DIRECTION:
Return each line of the records holding the string "video".

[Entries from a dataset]
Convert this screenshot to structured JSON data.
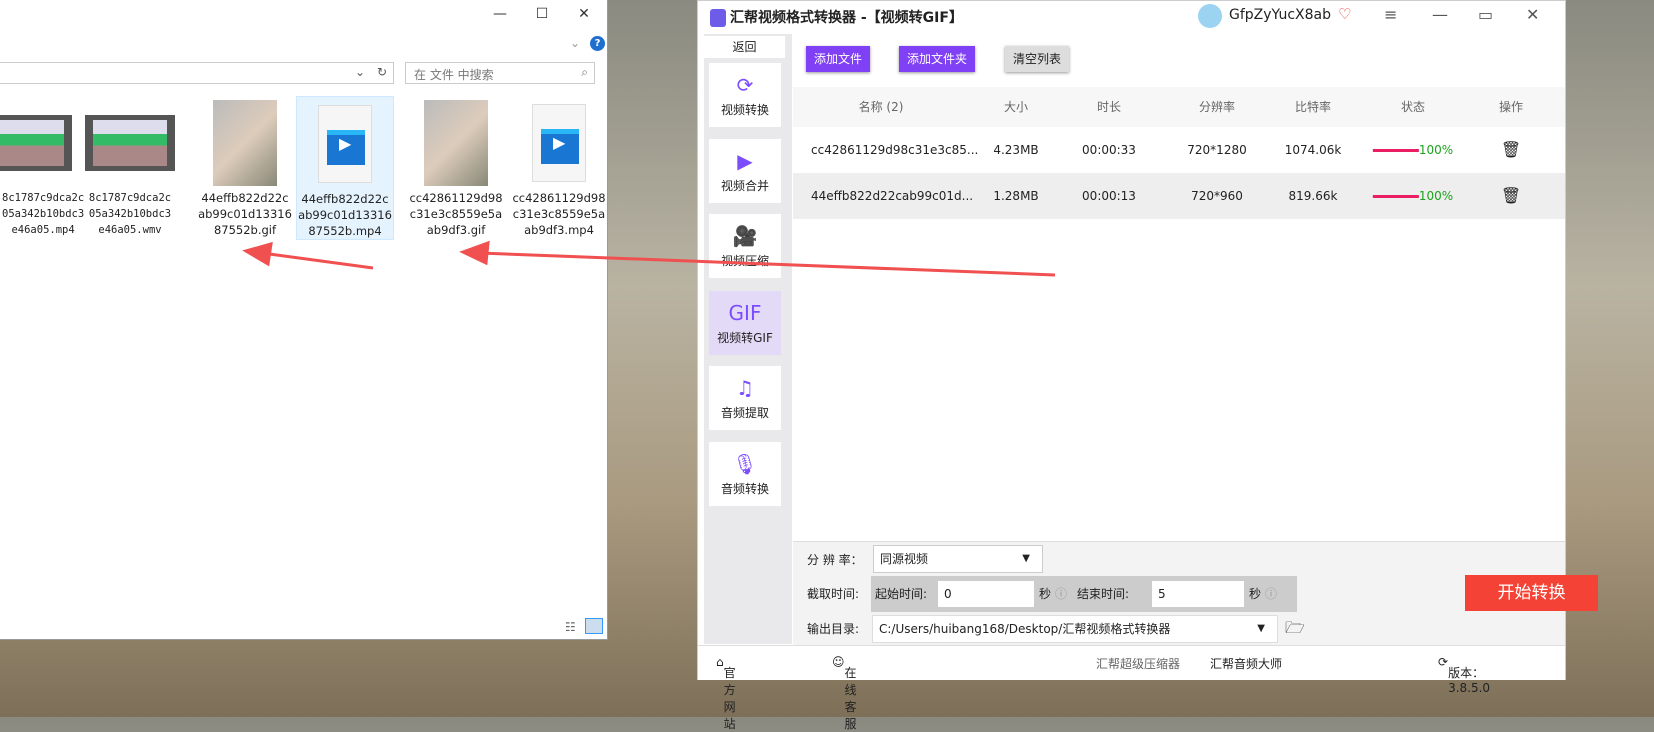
{
  "explorer": {
    "search_placeholder": "在 文件 中搜索",
    "files": [
      {
        "name": "8c1787c9dca2c05a342b10bdc3e46a05.mp4",
        "l1": "c1787c9dca2c",
        "l2": "5a342b10bdc",
        "l3": "e46a05.mp4",
        "type": "film"
      },
      {
        "name": "8c1787c9dca2c05a342b10bdc3e46a05.wmv",
        "l1": "8c1787c9dca2c",
        "l2": "05a342b10bdc",
        "l3": "3e46a05.wmv",
        "type": "film"
      },
      {
        "name": "44effb822d22cab99c01d1331687552b.gif",
        "l1": "44effb822d22c",
        "l2": "ab99c01d13316",
        "l3": "87552b.gif",
        "type": "photo"
      },
      {
        "name": "44effb822d22cab99c01d1331687552b.mp4",
        "l1": "44effb822d22c",
        "l2": "ab99c01d13316",
        "l3": "87552b.mp4",
        "type": "doc"
      },
      {
        "name": "cc42861129d98c31e3c8559e5aab9df3.gif",
        "l1": "cc42861129d98",
        "l2": "c31e3c8559e5a",
        "l3": "ab9df3.gif",
        "type": "photo"
      },
      {
        "name": "cc42861129d98c31e3c8559e5aab9df3.mp4",
        "l1": "cc42861129d98",
        "l2": "c31e3c8559e5a",
        "l3": "ab9df3.mp4",
        "type": "doc"
      }
    ]
  },
  "app": {
    "title": "汇帮视频格式转换器  -【视频转GIF】",
    "user": "GfpZyYucX8ab",
    "back": "返回",
    "sidebar": [
      {
        "label": "视频转换",
        "icon": "video-convert-icon"
      },
      {
        "label": "视频合并",
        "icon": "video-merge-icon"
      },
      {
        "label": "视频压缩",
        "icon": "video-compress-icon"
      },
      {
        "label": "视频转GIF",
        "icon": "gif-icon",
        "active": true
      },
      {
        "label": "音频提取",
        "icon": "music-icon"
      },
      {
        "label": "音频转换",
        "icon": "microphone-icon"
      }
    ],
    "toolbar": {
      "add_file": "添加文件",
      "add_folder": "添加文件夹",
      "clear": "清空列表"
    },
    "table": {
      "headers": [
        "名称 (2)",
        "大小",
        "时长",
        "分辨率",
        "比特率",
        "状态",
        "操作"
      ],
      "rows": [
        [
          "cc42861129d98c31e3c85...",
          "4.23MB",
          "00:00:33",
          "720*1280",
          "1074.06k",
          "100%"
        ],
        [
          "44effb822d22cab99c01d...",
          "1.28MB",
          "00:00:13",
          "720*960",
          "819.66k",
          "100%"
        ]
      ]
    },
    "settings": {
      "resolution_label": "分 辨 率：",
      "resolution_value": "同源视频",
      "clip_label": "截取时间:",
      "start_label": "起始时间:",
      "start_value": "0",
      "sec": "秒",
      "end_label": "结束时间:",
      "end_value": "5",
      "output_label": "输出目录:",
      "output_value": "C:/Users/huibang168/Desktop/汇帮视频格式转换器",
      "start_button": "开始转换"
    },
    "footer": {
      "website": "官方网站",
      "service": "在线客服",
      "compressor": "汇帮超级压缩器",
      "audio": "汇帮音频大师",
      "version": "版本：3.8.5.0"
    },
    "colors": {
      "accent": "#8040f5",
      "start": "#f44336",
      "progress": "#e91e63",
      "arrow": "#f05050"
    }
  }
}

RESPONSE:
        "icon": "video-convert-icon"
        "icon": "video-merge-icon"
        "icon": "video-compress-icon"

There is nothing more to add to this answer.